> **TASK REQUIREMENTS**:
Which lines of the data below include the string "EGFRvIII"? Return each of them.
(DATA EXCERPTS begins)
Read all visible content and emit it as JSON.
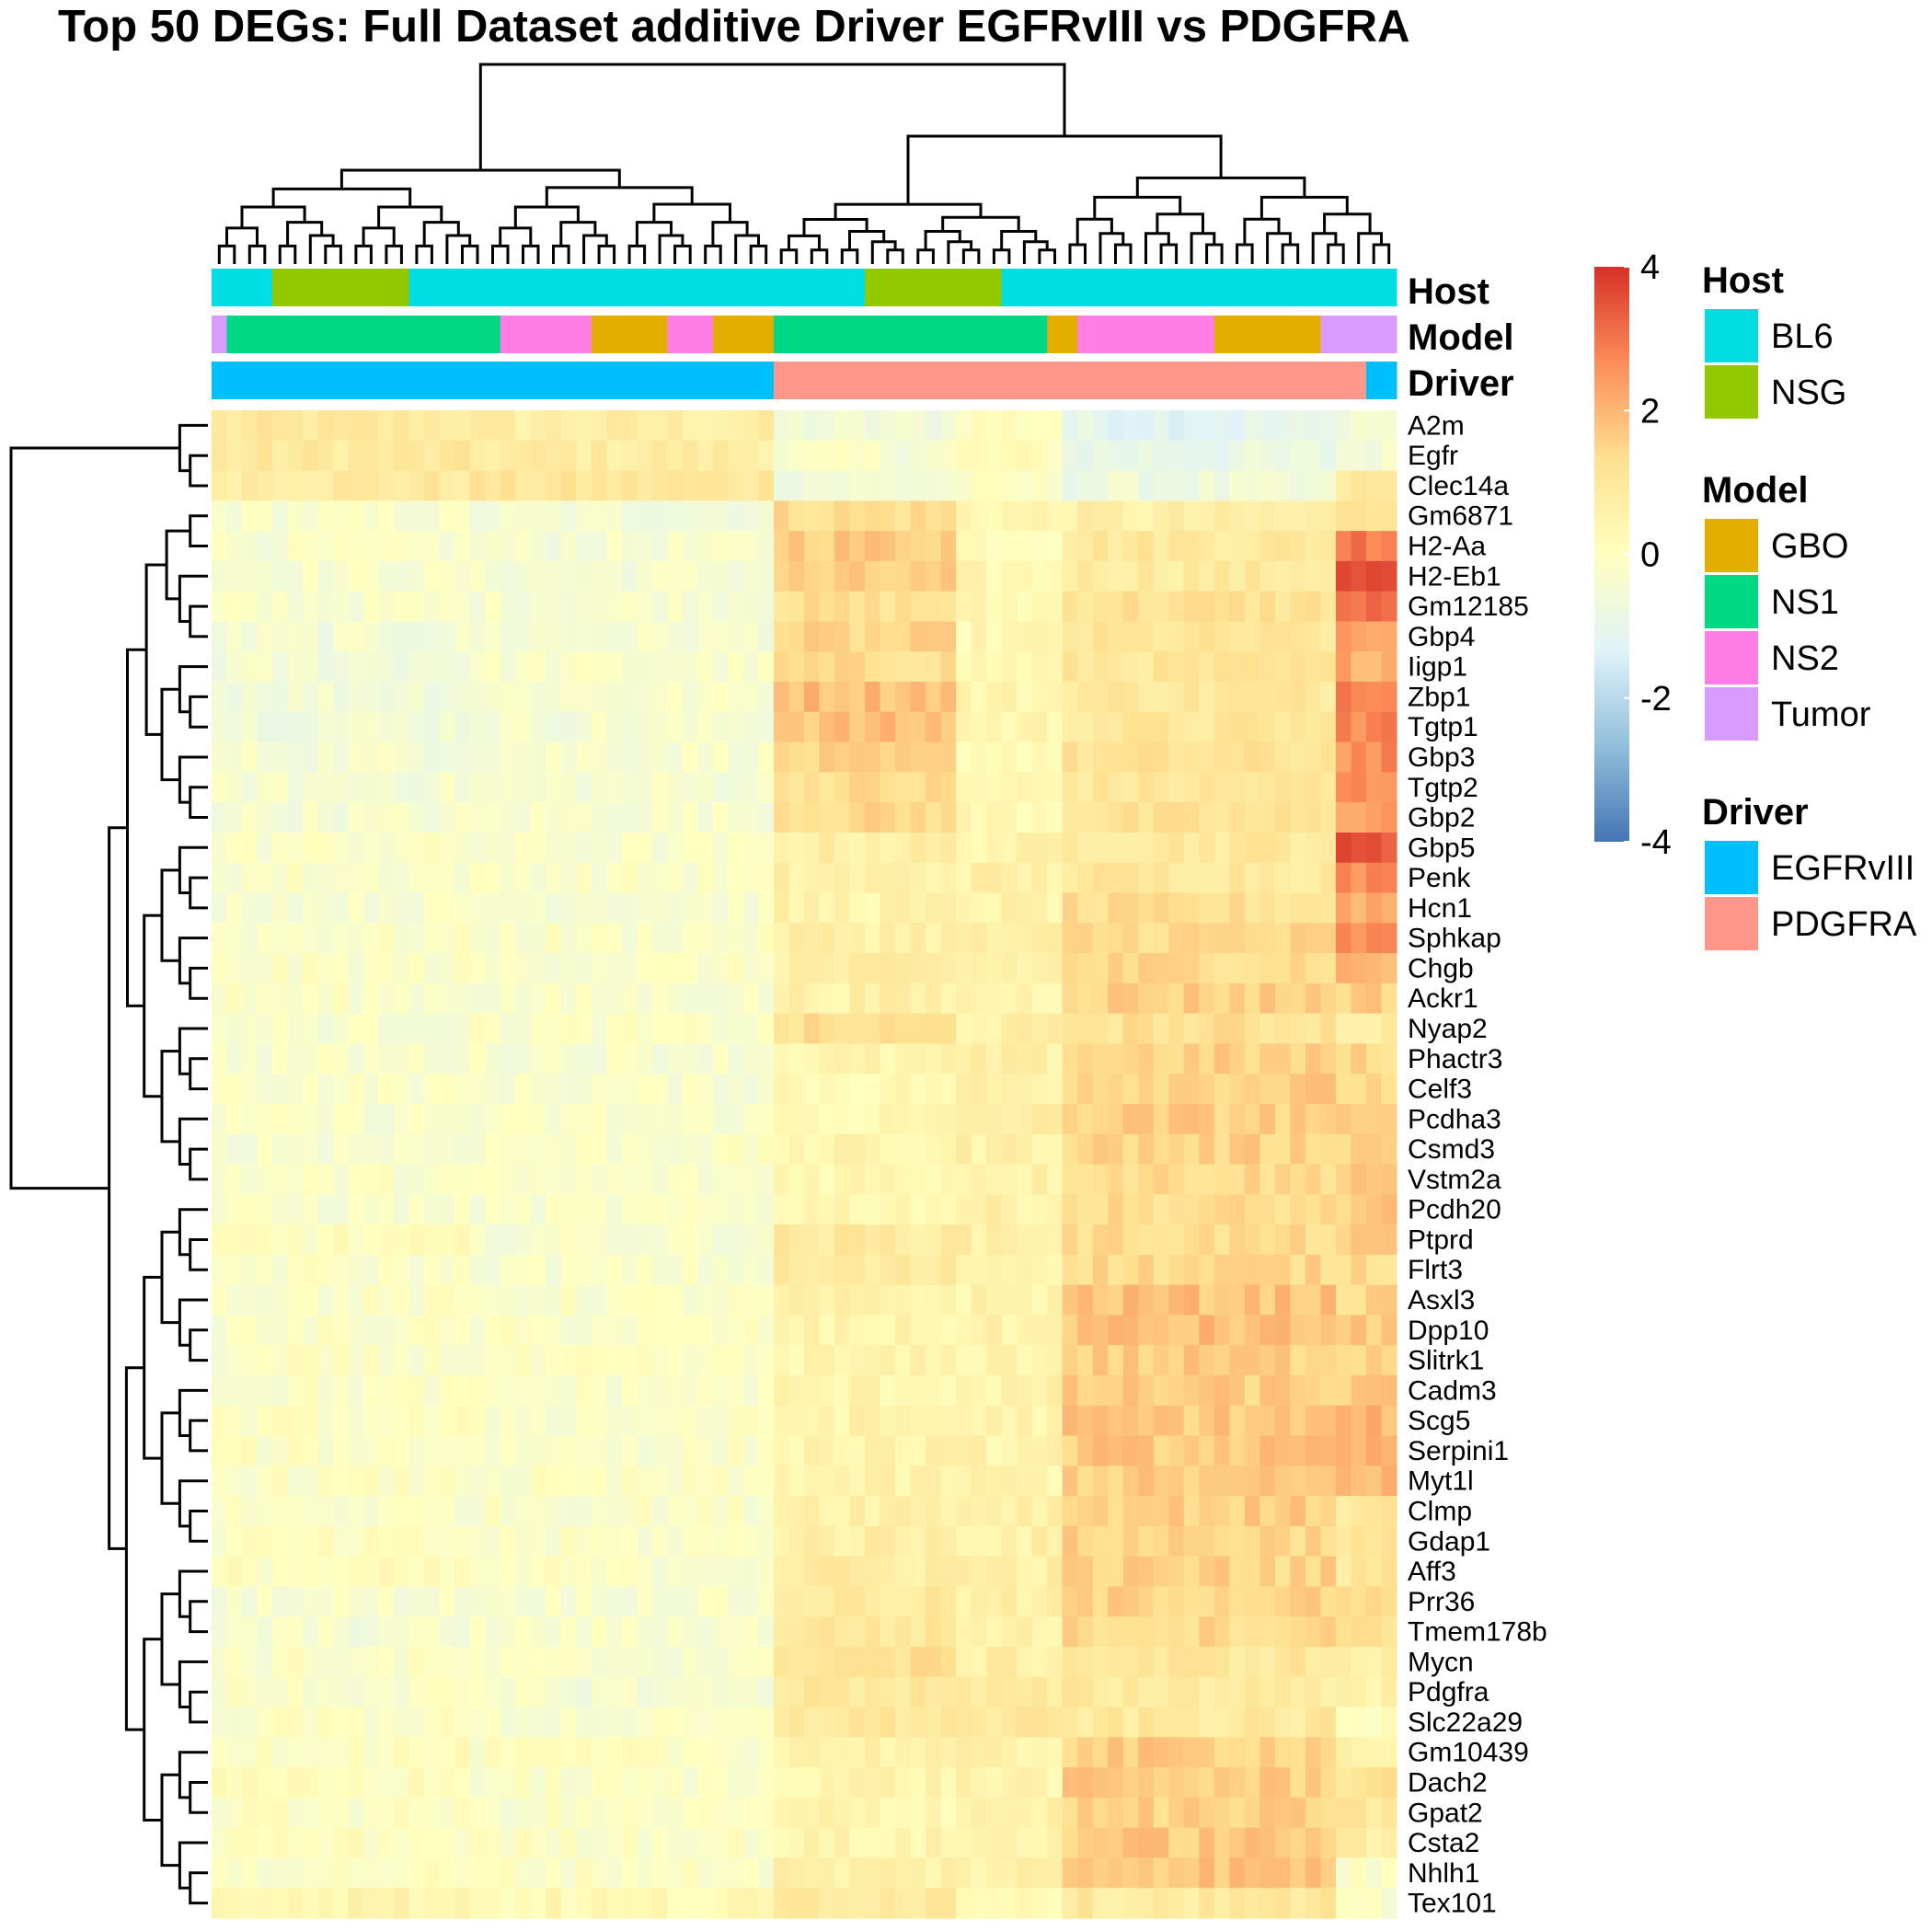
{
  "chart_data": {
    "type": "heatmap",
    "title": "Top 50 DEGs: Full Dataset additive Driver EGFRvIII vs PDGFRA",
    "genes": [
      "A2m",
      "Egfr",
      "Clec14a",
      "Gm6871",
      "H2-Aa",
      "H2-Eb1",
      "Gm12185",
      "Gbp4",
      "Iigp1",
      "Zbp1",
      "Tgtp1",
      "Gbp3",
      "Tgtp2",
      "Gbp2",
      "Gbp5",
      "Penk",
      "Hcn1",
      "Sphkap",
      "Chgb",
      "Ackr1",
      "Nyap2",
      "Phactr3",
      "Celf3",
      "Pcdha3",
      "Csmd3",
      "Vstm2a",
      "Pcdh20",
      "Ptprd",
      "Flrt3",
      "Asxl3",
      "Dpp10",
      "Slitrk1",
      "Cadm3",
      "Scg5",
      "Serpini1",
      "Myt1l",
      "Clmp",
      "Gdap1",
      "Aff3",
      "Prr36",
      "Tmem178b",
      "Mycn",
      "Pdgfra",
      "Slc22a29",
      "Gm10439",
      "Dach2",
      "Gpat2",
      "Csta2",
      "Nhlh1",
      "Tex101"
    ],
    "n_samples": 78,
    "gene_group_means": [
      [
        0.9,
        0.7,
        -0.6,
        0.1,
        -1.1,
        -0.4
      ],
      [
        0.9,
        0.8,
        -0.3,
        0.1,
        -0.9,
        -0.5
      ],
      [
        0.9,
        1.0,
        -0.5,
        -0.2,
        -0.7,
        0.9
      ],
      [
        -0.3,
        -0.5,
        1.3,
        0.4,
        0.6,
        1.4
      ],
      [
        -0.3,
        -0.4,
        1.7,
        0.2,
        1.0,
        3.0
      ],
      [
        -0.3,
        -0.4,
        1.5,
        0.3,
        0.9,
        3.5
      ],
      [
        -0.3,
        -0.3,
        1.2,
        0.3,
        1.2,
        3.0
      ],
      [
        -0.5,
        -0.4,
        1.4,
        0.3,
        1.0,
        2.2
      ],
      [
        -0.5,
        -0.3,
        1.3,
        0.3,
        1.0,
        2.2
      ],
      [
        -0.5,
        -0.3,
        1.9,
        0.4,
        1.0,
        3.0
      ],
      [
        -0.5,
        -0.4,
        1.8,
        0.4,
        1.0,
        2.8
      ],
      [
        -0.4,
        -0.3,
        1.4,
        0.3,
        1.1,
        2.6
      ],
      [
        -0.4,
        -0.4,
        1.3,
        0.3,
        1.0,
        2.6
      ],
      [
        -0.4,
        -0.3,
        1.4,
        0.3,
        1.1,
        2.4
      ],
      [
        -0.2,
        -0.3,
        0.7,
        0.5,
        1.0,
        3.4
      ],
      [
        -0.2,
        -0.2,
        0.6,
        0.6,
        1.0,
        2.6
      ],
      [
        -0.3,
        -0.3,
        0.5,
        0.5,
        1.2,
        2.2
      ],
      [
        -0.2,
        -0.2,
        0.7,
        0.6,
        1.4,
        2.6
      ],
      [
        -0.2,
        -0.2,
        0.7,
        0.6,
        1.4,
        2.0
      ],
      [
        -0.2,
        -0.3,
        0.6,
        0.5,
        1.6,
        1.6
      ],
      [
        -0.3,
        -0.2,
        1.2,
        0.6,
        1.2,
        0.8
      ],
      [
        -0.3,
        -0.3,
        0.4,
        0.6,
        1.5,
        1.4
      ],
      [
        -0.2,
        -0.3,
        0.3,
        0.6,
        1.6,
        1.4
      ],
      [
        -0.3,
        -0.3,
        0.3,
        0.7,
        1.6,
        1.4
      ],
      [
        -0.3,
        -0.2,
        0.4,
        0.6,
        1.5,
        1.6
      ],
      [
        -0.2,
        -0.3,
        0.4,
        0.6,
        1.4,
        1.8
      ],
      [
        -0.3,
        -0.3,
        0.4,
        0.6,
        1.3,
        1.6
      ],
      [
        0.0,
        -0.3,
        0.9,
        0.7,
        1.3,
        1.5
      ],
      [
        -0.2,
        -0.3,
        0.8,
        0.6,
        1.4,
        1.4
      ],
      [
        -0.2,
        -0.2,
        0.5,
        0.5,
        1.8,
        1.4
      ],
      [
        -0.2,
        -0.2,
        0.4,
        0.5,
        1.8,
        1.6
      ],
      [
        -0.2,
        -0.2,
        0.4,
        0.5,
        1.6,
        1.6
      ],
      [
        -0.2,
        -0.2,
        0.4,
        0.5,
        1.6,
        1.6
      ],
      [
        -0.1,
        -0.2,
        0.5,
        0.5,
        1.7,
        2.0
      ],
      [
        -0.1,
        -0.2,
        0.5,
        0.5,
        1.7,
        2.0
      ],
      [
        -0.1,
        -0.2,
        0.5,
        0.5,
        1.6,
        2.0
      ],
      [
        -0.2,
        -0.2,
        0.7,
        0.7,
        1.6,
        1.0
      ],
      [
        -0.1,
        -0.2,
        0.7,
        0.6,
        1.5,
        1.0
      ],
      [
        0.0,
        -0.2,
        0.8,
        0.7,
        1.5,
        1.0
      ],
      [
        -0.3,
        -0.3,
        0.9,
        0.6,
        1.5,
        1.2
      ],
      [
        -0.4,
        -0.3,
        1.0,
        0.6,
        1.4,
        1.4
      ],
      [
        -0.2,
        -0.3,
        1.2,
        0.7,
        1.0,
        0.6
      ],
      [
        -0.2,
        -0.4,
        1.0,
        0.8,
        0.9,
        0.5
      ],
      [
        -0.1,
        -0.3,
        1.0,
        0.9,
        0.9,
        0.0
      ],
      [
        0.0,
        -0.1,
        0.6,
        0.5,
        1.6,
        0.6
      ],
      [
        0.0,
        -0.2,
        0.5,
        0.5,
        1.6,
        1.2
      ],
      [
        -0.1,
        -0.2,
        0.4,
        0.6,
        1.5,
        1.0
      ],
      [
        0.0,
        -0.1,
        0.4,
        0.5,
        1.7,
        0.6
      ],
      [
        -0.1,
        -0.1,
        0.6,
        0.6,
        1.8,
        -0.2
      ],
      [
        0.5,
        0.2,
        1.0,
        0.4,
        0.9,
        -0.3
      ]
    ],
    "color_scale": {
      "min": -4,
      "max": 4,
      "ticks": [
        4,
        2,
        0,
        -2,
        -4
      ],
      "colors": [
        "#4575b4",
        "#91bfdb",
        "#e0f3f8",
        "#ffffbf",
        "#fee090",
        "#fc8d59",
        "#d73027"
      ]
    },
    "annotations": {
      "Host": [
        {
          "value": "BL6",
          "count": 4
        },
        {
          "value": "NSG",
          "count": 9
        },
        {
          "value": "BL6",
          "count": 30
        },
        {
          "value": "NSG",
          "count": 9
        },
        {
          "value": "BL6",
          "count": 26
        }
      ],
      "Model": [
        {
          "value": "Tumor",
          "count": 1
        },
        {
          "value": "NS1",
          "count": 18
        },
        {
          "value": "NS2",
          "count": 6
        },
        {
          "value": "GBO",
          "count": 5
        },
        {
          "value": "NS2",
          "count": 3
        },
        {
          "value": "GBO",
          "count": 4
        },
        {
          "value": "NS1",
          "count": 18
        },
        {
          "value": "GBO",
          "count": 2
        },
        {
          "value": "NS2",
          "count": 9
        },
        {
          "value": "GBO",
          "count": 7
        },
        {
          "value": "Tumor",
          "count": 5
        }
      ],
      "Driver": [
        {
          "value": "EGFRvIII",
          "count": 37
        },
        {
          "value": "PDGFRA",
          "count": 39
        },
        {
          "value": "EGFRvIII",
          "count": 2
        }
      ]
    },
    "legends": [
      {
        "title": "Host",
        "items": [
          {
            "label": "BL6",
            "color": "#00DDE3"
          },
          {
            "label": "NSG",
            "color": "#92C800"
          }
        ]
      },
      {
        "title": "Model",
        "items": [
          {
            "label": "GBO",
            "color": "#E3AE00"
          },
          {
            "label": "NS1",
            "color": "#00D883"
          },
          {
            "label": "NS2",
            "color": "#FF7DE4"
          },
          {
            "label": "Tumor",
            "color": "#DA9BFF"
          }
        ]
      },
      {
        "title": "Driver",
        "items": [
          {
            "label": "EGFRvIII",
            "color": "#00BFFF"
          },
          {
            "label": "PDGFRA",
            "color": "#FF968A"
          }
        ]
      }
    ]
  }
}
(DATA EXCERPTS ends)
> **RESULT OF THE EXERCISE**:
    "title": "Top 50 DEGs: Full Dataset additive Driver EGFRvIII vs PDGFRA",
          "value": "EGFRvIII",
          "value": "EGFRvIII",
            "label": "EGFRvIII",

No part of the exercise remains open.